Return all of the entries word for word, but omit the pictures they contain.

— start THE INPUT —

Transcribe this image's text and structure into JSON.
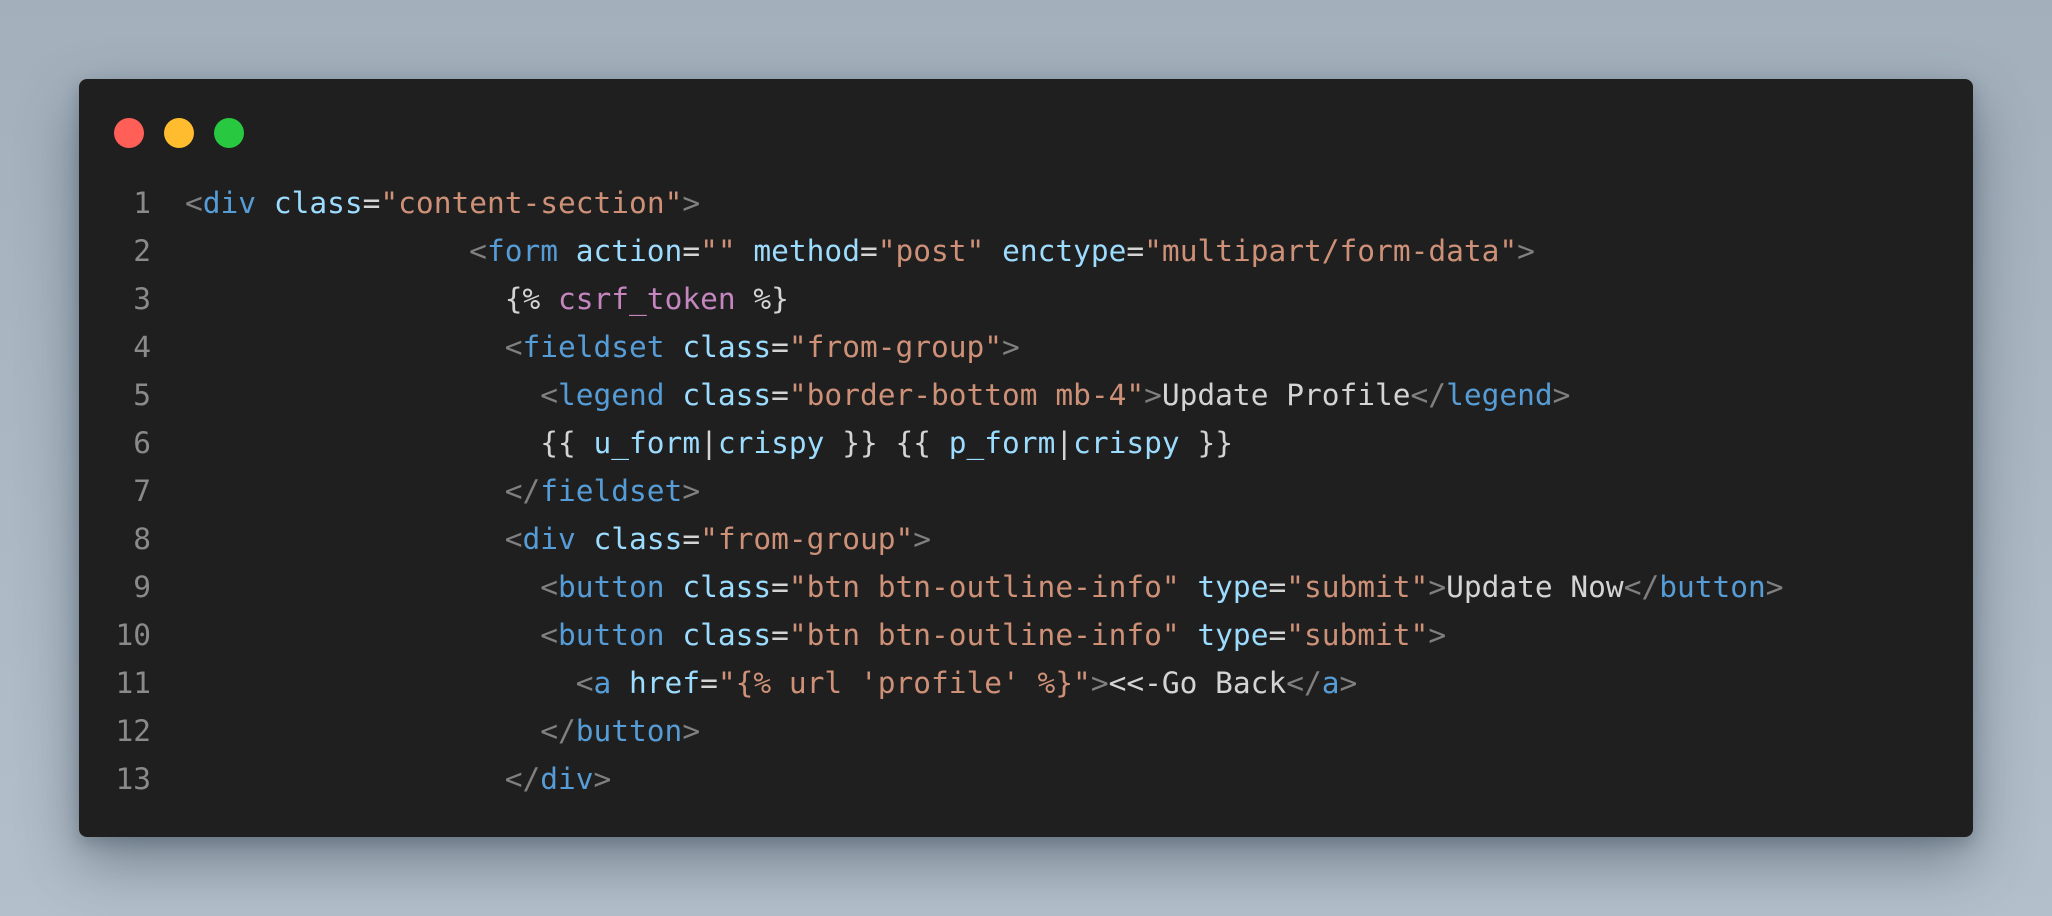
{
  "window": {
    "controls": [
      "close",
      "minimize",
      "zoom"
    ]
  },
  "colors": {
    "punct": "#808080",
    "tag": "#569cd6",
    "attr": "#9cdcfe",
    "str": "#ce9178",
    "text": "#d4d4d4",
    "kw": "#c586c0",
    "var": "#9cdcfe"
  },
  "code": {
    "lines": [
      {
        "number": "1",
        "indent": "",
        "tokens": [
          {
            "t": "punct",
            "v": "<"
          },
          {
            "t": "tag",
            "v": "div"
          },
          {
            "t": "text",
            "v": " "
          },
          {
            "t": "attr",
            "v": "class"
          },
          {
            "t": "text",
            "v": "="
          },
          {
            "t": "str",
            "v": "\"content-section\""
          },
          {
            "t": "punct",
            "v": ">"
          }
        ]
      },
      {
        "number": "2",
        "indent": "                ",
        "tokens": [
          {
            "t": "punct",
            "v": "<"
          },
          {
            "t": "tag",
            "v": "form"
          },
          {
            "t": "text",
            "v": " "
          },
          {
            "t": "attr",
            "v": "action"
          },
          {
            "t": "text",
            "v": "="
          },
          {
            "t": "str",
            "v": "\"\""
          },
          {
            "t": "text",
            "v": " "
          },
          {
            "t": "attr",
            "v": "method"
          },
          {
            "t": "text",
            "v": "="
          },
          {
            "t": "str",
            "v": "\"post\""
          },
          {
            "t": "text",
            "v": " "
          },
          {
            "t": "attr",
            "v": "enctype"
          },
          {
            "t": "text",
            "v": "="
          },
          {
            "t": "str",
            "v": "\"multipart/form-data\""
          },
          {
            "t": "punct",
            "v": ">"
          }
        ]
      },
      {
        "number": "3",
        "indent": "                  ",
        "tokens": [
          {
            "t": "text",
            "v": "{% "
          },
          {
            "t": "kw",
            "v": "csrf_token"
          },
          {
            "t": "text",
            "v": " %}"
          }
        ]
      },
      {
        "number": "4",
        "indent": "                  ",
        "tokens": [
          {
            "t": "punct",
            "v": "<"
          },
          {
            "t": "tag",
            "v": "fieldset"
          },
          {
            "t": "text",
            "v": " "
          },
          {
            "t": "attr",
            "v": "class"
          },
          {
            "t": "text",
            "v": "="
          },
          {
            "t": "str",
            "v": "\"from-group\""
          },
          {
            "t": "punct",
            "v": ">"
          }
        ]
      },
      {
        "number": "5",
        "indent": "                    ",
        "tokens": [
          {
            "t": "punct",
            "v": "<"
          },
          {
            "t": "tag",
            "v": "legend"
          },
          {
            "t": "text",
            "v": " "
          },
          {
            "t": "attr",
            "v": "class"
          },
          {
            "t": "text",
            "v": "="
          },
          {
            "t": "str",
            "v": "\"border-bottom mb-4\""
          },
          {
            "t": "punct",
            "v": ">"
          },
          {
            "t": "text",
            "v": "Update Profile"
          },
          {
            "t": "punct",
            "v": "</"
          },
          {
            "t": "tag",
            "v": "legend"
          },
          {
            "t": "punct",
            "v": ">"
          }
        ]
      },
      {
        "number": "6",
        "indent": "                    ",
        "tokens": [
          {
            "t": "text",
            "v": "{{ "
          },
          {
            "t": "var",
            "v": "u_form"
          },
          {
            "t": "text",
            "v": "|"
          },
          {
            "t": "var",
            "v": "crispy"
          },
          {
            "t": "text",
            "v": " }} {{ "
          },
          {
            "t": "var",
            "v": "p_form"
          },
          {
            "t": "text",
            "v": "|"
          },
          {
            "t": "var",
            "v": "crispy"
          },
          {
            "t": "text",
            "v": " }}"
          }
        ]
      },
      {
        "number": "7",
        "indent": "                  ",
        "tokens": [
          {
            "t": "punct",
            "v": "</"
          },
          {
            "t": "tag",
            "v": "fieldset"
          },
          {
            "t": "punct",
            "v": ">"
          }
        ]
      },
      {
        "number": "8",
        "indent": "                  ",
        "tokens": [
          {
            "t": "punct",
            "v": "<"
          },
          {
            "t": "tag",
            "v": "div"
          },
          {
            "t": "text",
            "v": " "
          },
          {
            "t": "attr",
            "v": "class"
          },
          {
            "t": "text",
            "v": "="
          },
          {
            "t": "str",
            "v": "\"from-group\""
          },
          {
            "t": "punct",
            "v": ">"
          }
        ]
      },
      {
        "number": "9",
        "indent": "                    ",
        "tokens": [
          {
            "t": "punct",
            "v": "<"
          },
          {
            "t": "tag",
            "v": "button"
          },
          {
            "t": "text",
            "v": " "
          },
          {
            "t": "attr",
            "v": "class"
          },
          {
            "t": "text",
            "v": "="
          },
          {
            "t": "str",
            "v": "\"btn btn-outline-info\""
          },
          {
            "t": "text",
            "v": " "
          },
          {
            "t": "attr",
            "v": "type"
          },
          {
            "t": "text",
            "v": "="
          },
          {
            "t": "str",
            "v": "\"submit\""
          },
          {
            "t": "punct",
            "v": ">"
          },
          {
            "t": "text",
            "v": "Update Now"
          },
          {
            "t": "punct",
            "v": "</"
          },
          {
            "t": "tag",
            "v": "button"
          },
          {
            "t": "punct",
            "v": ">"
          }
        ]
      },
      {
        "number": "10",
        "indent": "                    ",
        "tokens": [
          {
            "t": "punct",
            "v": "<"
          },
          {
            "t": "tag",
            "v": "button"
          },
          {
            "t": "text",
            "v": " "
          },
          {
            "t": "attr",
            "v": "class"
          },
          {
            "t": "text",
            "v": "="
          },
          {
            "t": "str",
            "v": "\"btn btn-outline-info\""
          },
          {
            "t": "text",
            "v": " "
          },
          {
            "t": "attr",
            "v": "type"
          },
          {
            "t": "text",
            "v": "="
          },
          {
            "t": "str",
            "v": "\"submit\""
          },
          {
            "t": "punct",
            "v": ">"
          }
        ]
      },
      {
        "number": "11",
        "indent": "                      ",
        "tokens": [
          {
            "t": "punct",
            "v": "<"
          },
          {
            "t": "tag",
            "v": "a"
          },
          {
            "t": "text",
            "v": " "
          },
          {
            "t": "attr",
            "v": "href"
          },
          {
            "t": "text",
            "v": "="
          },
          {
            "t": "str",
            "v": "\"{% url 'profile' %}\""
          },
          {
            "t": "punct",
            "v": ">"
          },
          {
            "t": "text",
            "v": "<<-Go Back"
          },
          {
            "t": "punct",
            "v": "</"
          },
          {
            "t": "tag",
            "v": "a"
          },
          {
            "t": "punct",
            "v": ">"
          }
        ]
      },
      {
        "number": "12",
        "indent": "                    ",
        "tokens": [
          {
            "t": "punct",
            "v": "</"
          },
          {
            "t": "tag",
            "v": "button"
          },
          {
            "t": "punct",
            "v": ">"
          }
        ]
      },
      {
        "number": "13",
        "indent": "                  ",
        "tokens": [
          {
            "t": "punct",
            "v": "</"
          },
          {
            "t": "tag",
            "v": "div"
          },
          {
            "t": "punct",
            "v": ">"
          }
        ]
      }
    ]
  }
}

— end THE INPUT —

COMPLETE ANSWER>
Transcribe this image's text and structure into JSON.
{
  "window": {
    "controls": [
      "close",
      "minimize",
      "zoom"
    ]
  },
  "colors": {
    "punct": "#808080",
    "tag": "#569cd6",
    "attr": "#9cdcfe",
    "str": "#ce9178",
    "text": "#d4d4d4",
    "kw": "#c586c0",
    "var": "#9cdcfe"
  },
  "code": {
    "lines": [
      {
        "number": "1",
        "indent": "",
        "tokens": [
          {
            "t": "punct",
            "v": "<"
          },
          {
            "t": "tag",
            "v": "div"
          },
          {
            "t": "text",
            "v": " "
          },
          {
            "t": "attr",
            "v": "class"
          },
          {
            "t": "text",
            "v": "="
          },
          {
            "t": "str",
            "v": "\"content-section\""
          },
          {
            "t": "punct",
            "v": ">"
          }
        ]
      },
      {
        "number": "2",
        "indent": "                ",
        "tokens": [
          {
            "t": "punct",
            "v": "<"
          },
          {
            "t": "tag",
            "v": "form"
          },
          {
            "t": "text",
            "v": " "
          },
          {
            "t": "attr",
            "v": "action"
          },
          {
            "t": "text",
            "v": "="
          },
          {
            "t": "str",
            "v": "\"\""
          },
          {
            "t": "text",
            "v": " "
          },
          {
            "t": "attr",
            "v": "method"
          },
          {
            "t": "text",
            "v": "="
          },
          {
            "t": "str",
            "v": "\"post\""
          },
          {
            "t": "text",
            "v": " "
          },
          {
            "t": "attr",
            "v": "enctype"
          },
          {
            "t": "text",
            "v": "="
          },
          {
            "t": "str",
            "v": "\"multipart/form-data\""
          },
          {
            "t": "punct",
            "v": ">"
          }
        ]
      },
      {
        "number": "3",
        "indent": "                  ",
        "tokens": [
          {
            "t": "text",
            "v": "{% "
          },
          {
            "t": "kw",
            "v": "csrf_token"
          },
          {
            "t": "text",
            "v": " %}"
          }
        ]
      },
      {
        "number": "4",
        "indent": "                  ",
        "tokens": [
          {
            "t": "punct",
            "v": "<"
          },
          {
            "t": "tag",
            "v": "fieldset"
          },
          {
            "t": "text",
            "v": " "
          },
          {
            "t": "attr",
            "v": "class"
          },
          {
            "t": "text",
            "v": "="
          },
          {
            "t": "str",
            "v": "\"from-group\""
          },
          {
            "t": "punct",
            "v": ">"
          }
        ]
      },
      {
        "number": "5",
        "indent": "                    ",
        "tokens": [
          {
            "t": "punct",
            "v": "<"
          },
          {
            "t": "tag",
            "v": "legend"
          },
          {
            "t": "text",
            "v": " "
          },
          {
            "t": "attr",
            "v": "class"
          },
          {
            "t": "text",
            "v": "="
          },
          {
            "t": "str",
            "v": "\"border-bottom mb-4\""
          },
          {
            "t": "punct",
            "v": ">"
          },
          {
            "t": "text",
            "v": "Update Profile"
          },
          {
            "t": "punct",
            "v": "</"
          },
          {
            "t": "tag",
            "v": "legend"
          },
          {
            "t": "punct",
            "v": ">"
          }
        ]
      },
      {
        "number": "6",
        "indent": "                    ",
        "tokens": [
          {
            "t": "text",
            "v": "{{ "
          },
          {
            "t": "var",
            "v": "u_form"
          },
          {
            "t": "text",
            "v": "|"
          },
          {
            "t": "var",
            "v": "crispy"
          },
          {
            "t": "text",
            "v": " }} {{ "
          },
          {
            "t": "var",
            "v": "p_form"
          },
          {
            "t": "text",
            "v": "|"
          },
          {
            "t": "var",
            "v": "crispy"
          },
          {
            "t": "text",
            "v": " }}"
          }
        ]
      },
      {
        "number": "7",
        "indent": "                  ",
        "tokens": [
          {
            "t": "punct",
            "v": "</"
          },
          {
            "t": "tag",
            "v": "fieldset"
          },
          {
            "t": "punct",
            "v": ">"
          }
        ]
      },
      {
        "number": "8",
        "indent": "                  ",
        "tokens": [
          {
            "t": "punct",
            "v": "<"
          },
          {
            "t": "tag",
            "v": "div"
          },
          {
            "t": "text",
            "v": " "
          },
          {
            "t": "attr",
            "v": "class"
          },
          {
            "t": "text",
            "v": "="
          },
          {
            "t": "str",
            "v": "\"from-group\""
          },
          {
            "t": "punct",
            "v": ">"
          }
        ]
      },
      {
        "number": "9",
        "indent": "                    ",
        "tokens": [
          {
            "t": "punct",
            "v": "<"
          },
          {
            "t": "tag",
            "v": "button"
          },
          {
            "t": "text",
            "v": " "
          },
          {
            "t": "attr",
            "v": "class"
          },
          {
            "t": "text",
            "v": "="
          },
          {
            "t": "str",
            "v": "\"btn btn-outline-info\""
          },
          {
            "t": "text",
            "v": " "
          },
          {
            "t": "attr",
            "v": "type"
          },
          {
            "t": "text",
            "v": "="
          },
          {
            "t": "str",
            "v": "\"submit\""
          },
          {
            "t": "punct",
            "v": ">"
          },
          {
            "t": "text",
            "v": "Update Now"
          },
          {
            "t": "punct",
            "v": "</"
          },
          {
            "t": "tag",
            "v": "button"
          },
          {
            "t": "punct",
            "v": ">"
          }
        ]
      },
      {
        "number": "10",
        "indent": "                    ",
        "tokens": [
          {
            "t": "punct",
            "v": "<"
          },
          {
            "t": "tag",
            "v": "button"
          },
          {
            "t": "text",
            "v": " "
          },
          {
            "t": "attr",
            "v": "class"
          },
          {
            "t": "text",
            "v": "="
          },
          {
            "t": "str",
            "v": "\"btn btn-outline-info\""
          },
          {
            "t": "text",
            "v": " "
          },
          {
            "t": "attr",
            "v": "type"
          },
          {
            "t": "text",
            "v": "="
          },
          {
            "t": "str",
            "v": "\"submit\""
          },
          {
            "t": "punct",
            "v": ">"
          }
        ]
      },
      {
        "number": "11",
        "indent": "                      ",
        "tokens": [
          {
            "t": "punct",
            "v": "<"
          },
          {
            "t": "tag",
            "v": "a"
          },
          {
            "t": "text",
            "v": " "
          },
          {
            "t": "attr",
            "v": "href"
          },
          {
            "t": "text",
            "v": "="
          },
          {
            "t": "str",
            "v": "\"{% url 'profile' %}\""
          },
          {
            "t": "punct",
            "v": ">"
          },
          {
            "t": "text",
            "v": "<<-Go Back"
          },
          {
            "t": "punct",
            "v": "</"
          },
          {
            "t": "tag",
            "v": "a"
          },
          {
            "t": "punct",
            "v": ">"
          }
        ]
      },
      {
        "number": "12",
        "indent": "                    ",
        "tokens": [
          {
            "t": "punct",
            "v": "</"
          },
          {
            "t": "tag",
            "v": "button"
          },
          {
            "t": "punct",
            "v": ">"
          }
        ]
      },
      {
        "number": "13",
        "indent": "                  ",
        "tokens": [
          {
            "t": "punct",
            "v": "</"
          },
          {
            "t": "tag",
            "v": "div"
          },
          {
            "t": "punct",
            "v": ">"
          }
        ]
      }
    ]
  }
}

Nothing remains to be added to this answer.